What is required - State the number of lines that contain "then", with no other text.

Data for the task -
━━━━━━━━━━━━━━━━━━━━━━━━━━━━━━
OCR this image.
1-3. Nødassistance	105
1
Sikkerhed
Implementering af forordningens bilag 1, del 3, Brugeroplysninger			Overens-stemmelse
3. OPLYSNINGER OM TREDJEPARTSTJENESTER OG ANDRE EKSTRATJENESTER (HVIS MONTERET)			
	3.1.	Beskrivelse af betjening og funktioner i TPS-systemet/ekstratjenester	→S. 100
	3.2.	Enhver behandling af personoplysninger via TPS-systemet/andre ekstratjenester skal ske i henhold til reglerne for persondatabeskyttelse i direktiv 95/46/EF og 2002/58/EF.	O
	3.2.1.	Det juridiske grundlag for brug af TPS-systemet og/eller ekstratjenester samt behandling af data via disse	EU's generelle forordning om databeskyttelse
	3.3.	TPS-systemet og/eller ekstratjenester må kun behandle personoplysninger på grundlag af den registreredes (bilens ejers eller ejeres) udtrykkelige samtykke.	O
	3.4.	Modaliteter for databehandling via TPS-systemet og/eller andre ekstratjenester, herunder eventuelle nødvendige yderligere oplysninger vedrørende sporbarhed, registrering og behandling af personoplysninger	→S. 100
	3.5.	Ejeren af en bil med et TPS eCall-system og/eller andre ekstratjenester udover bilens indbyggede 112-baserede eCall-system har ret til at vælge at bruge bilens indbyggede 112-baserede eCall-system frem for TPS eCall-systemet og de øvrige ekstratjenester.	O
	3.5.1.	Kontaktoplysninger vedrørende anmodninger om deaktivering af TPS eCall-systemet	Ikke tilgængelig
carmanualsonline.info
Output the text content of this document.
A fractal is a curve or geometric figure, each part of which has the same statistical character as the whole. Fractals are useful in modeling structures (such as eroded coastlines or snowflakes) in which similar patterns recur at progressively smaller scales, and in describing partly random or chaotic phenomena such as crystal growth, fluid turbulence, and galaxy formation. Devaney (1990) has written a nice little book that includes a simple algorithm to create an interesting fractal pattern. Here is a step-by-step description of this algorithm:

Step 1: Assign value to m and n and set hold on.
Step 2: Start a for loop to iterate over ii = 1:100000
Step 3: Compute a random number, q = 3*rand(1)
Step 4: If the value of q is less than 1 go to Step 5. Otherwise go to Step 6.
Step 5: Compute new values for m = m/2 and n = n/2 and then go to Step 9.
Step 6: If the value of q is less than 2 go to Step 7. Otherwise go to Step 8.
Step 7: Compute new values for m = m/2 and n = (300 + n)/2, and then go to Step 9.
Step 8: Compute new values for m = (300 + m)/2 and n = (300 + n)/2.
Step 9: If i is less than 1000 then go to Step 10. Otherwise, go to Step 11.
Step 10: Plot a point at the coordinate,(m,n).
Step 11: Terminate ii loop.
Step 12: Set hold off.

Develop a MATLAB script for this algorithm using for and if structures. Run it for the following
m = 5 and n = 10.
━━━━━━━━━━━━━━━━━━━━━━━━━━━━━━
Response to this task - 3